Task to complete. Leave the pictures out. Return all other data exactly.
=== Records supplied ===
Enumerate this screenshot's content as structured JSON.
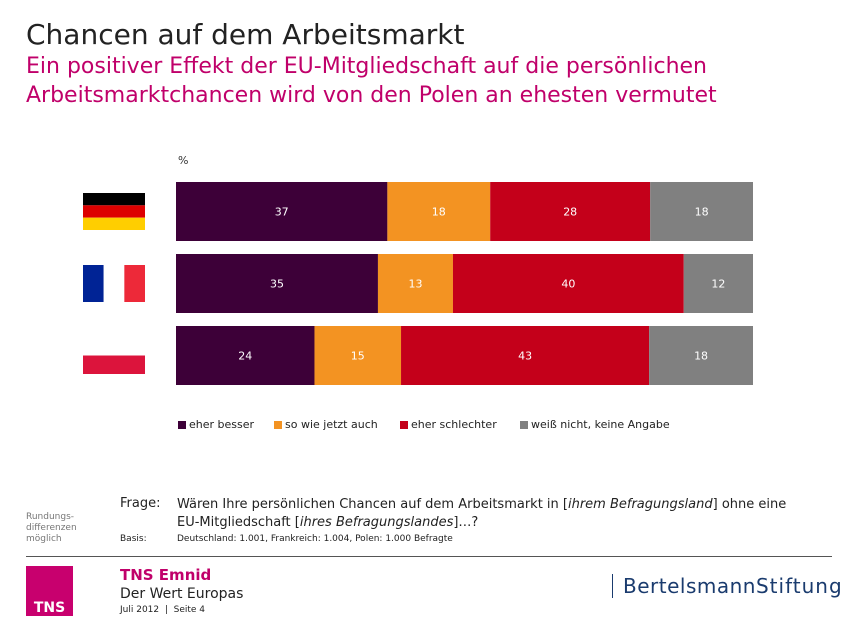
{
  "header": {
    "title": "Chancen auf dem Arbeitsmarkt",
    "subtitle_line1": "Ein positiver Effekt der EU-Mitgliedschaft auf die persönlichen",
    "subtitle_line2": "Arbeitsmarktchancen wird von den Polen an ehesten vermutet"
  },
  "chart_data": {
    "type": "bar",
    "orientation": "horizontal",
    "stacked": true,
    "normalized": true,
    "unit_label": "%",
    "categories": [
      "germany-flag-icon",
      "france-flag-icon",
      "poland-flag-icon"
    ],
    "series": [
      {
        "name": "eher besser",
        "color": "#3d0038",
        "values": [
          37,
          35,
          24
        ]
      },
      {
        "name": "so wie jetzt auch",
        "color": "#f39322",
        "values": [
          18,
          13,
          15
        ]
      },
      {
        "name": "eher schlechter",
        "color": "#c4001a",
        "values": [
          28,
          40,
          43
        ]
      },
      {
        "name": "weiß nicht, keine Angabe",
        "color": "#808080",
        "values": [
          18,
          12,
          18
        ]
      }
    ],
    "legend_position": "bottom",
    "grid": false
  },
  "notes": {
    "rounding_1": "Rundungs-",
    "rounding_2": "differenzen",
    "rounding_3": "möglich",
    "frage_label": "Frage:",
    "frage_a": "Wären Ihre persönlichen Chancen auf dem Arbeitsmarkt in [",
    "frage_b": "ihrem Befragungsland",
    "frage_c": "] ohne eine EU-Mitgliedschaft [",
    "frage_d": "ihres Befragungslandes",
    "frage_e": "]…?",
    "basis_label": "Basis:",
    "basis_text": "Deutschland: 1.001, Frankreich: 1.004, Polen: 1.000 Befragte"
  },
  "footer": {
    "tns_logo": "TNS",
    "company": "TNS Emnid",
    "project": "Der Wert Europas",
    "date": "Juli 2012  |  Seite 4",
    "partner_a": "Bertelsmann",
    "partner_b": "Stiftung"
  }
}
===
Exercise result.
Enumerate this screenshot's content as structured JSON.
{
  "header": {
    "title": "Chancen auf dem Arbeitsmarkt",
    "subtitle_line1": "Ein positiver Effekt der EU-Mitgliedschaft auf die persönlichen",
    "subtitle_line2": "Arbeitsmarktchancen wird von den Polen an ehesten vermutet"
  },
  "chart_data": {
    "type": "bar",
    "orientation": "horizontal",
    "stacked": true,
    "normalized": true,
    "unit_label": "%",
    "categories": [
      "germany-flag-icon",
      "france-flag-icon",
      "poland-flag-icon"
    ],
    "series": [
      {
        "name": "eher besser",
        "color": "#3d0038",
        "values": [
          37,
          35,
          24
        ]
      },
      {
        "name": "so wie jetzt auch",
        "color": "#f39322",
        "values": [
          18,
          13,
          15
        ]
      },
      {
        "name": "eher schlechter",
        "color": "#c4001a",
        "values": [
          28,
          40,
          43
        ]
      },
      {
        "name": "weiß nicht, keine Angabe",
        "color": "#808080",
        "values": [
          18,
          12,
          18
        ]
      }
    ],
    "legend_position": "bottom",
    "grid": false
  },
  "notes": {
    "rounding_1": "Rundungs-",
    "rounding_2": "differenzen",
    "rounding_3": "möglich",
    "frage_label": "Frage:",
    "frage_a": "Wären Ihre persönlichen Chancen auf dem Arbeitsmarkt in [",
    "frage_b": "ihrem Befragungsland",
    "frage_c": "] ohne eine EU-Mitgliedschaft [",
    "frage_d": "ihres Befragungslandes",
    "frage_e": "]…?",
    "basis_label": "Basis:",
    "basis_text": "Deutschland: 1.001, Frankreich: 1.004, Polen: 1.000 Befragte"
  },
  "footer": {
    "tns_logo": "TNS",
    "company": "TNS Emnid",
    "project": "Der Wert Europas",
    "date": "Juli 2012  |  Seite 4",
    "partner_a": "Bertelsmann",
    "partner_b": "Stiftung"
  }
}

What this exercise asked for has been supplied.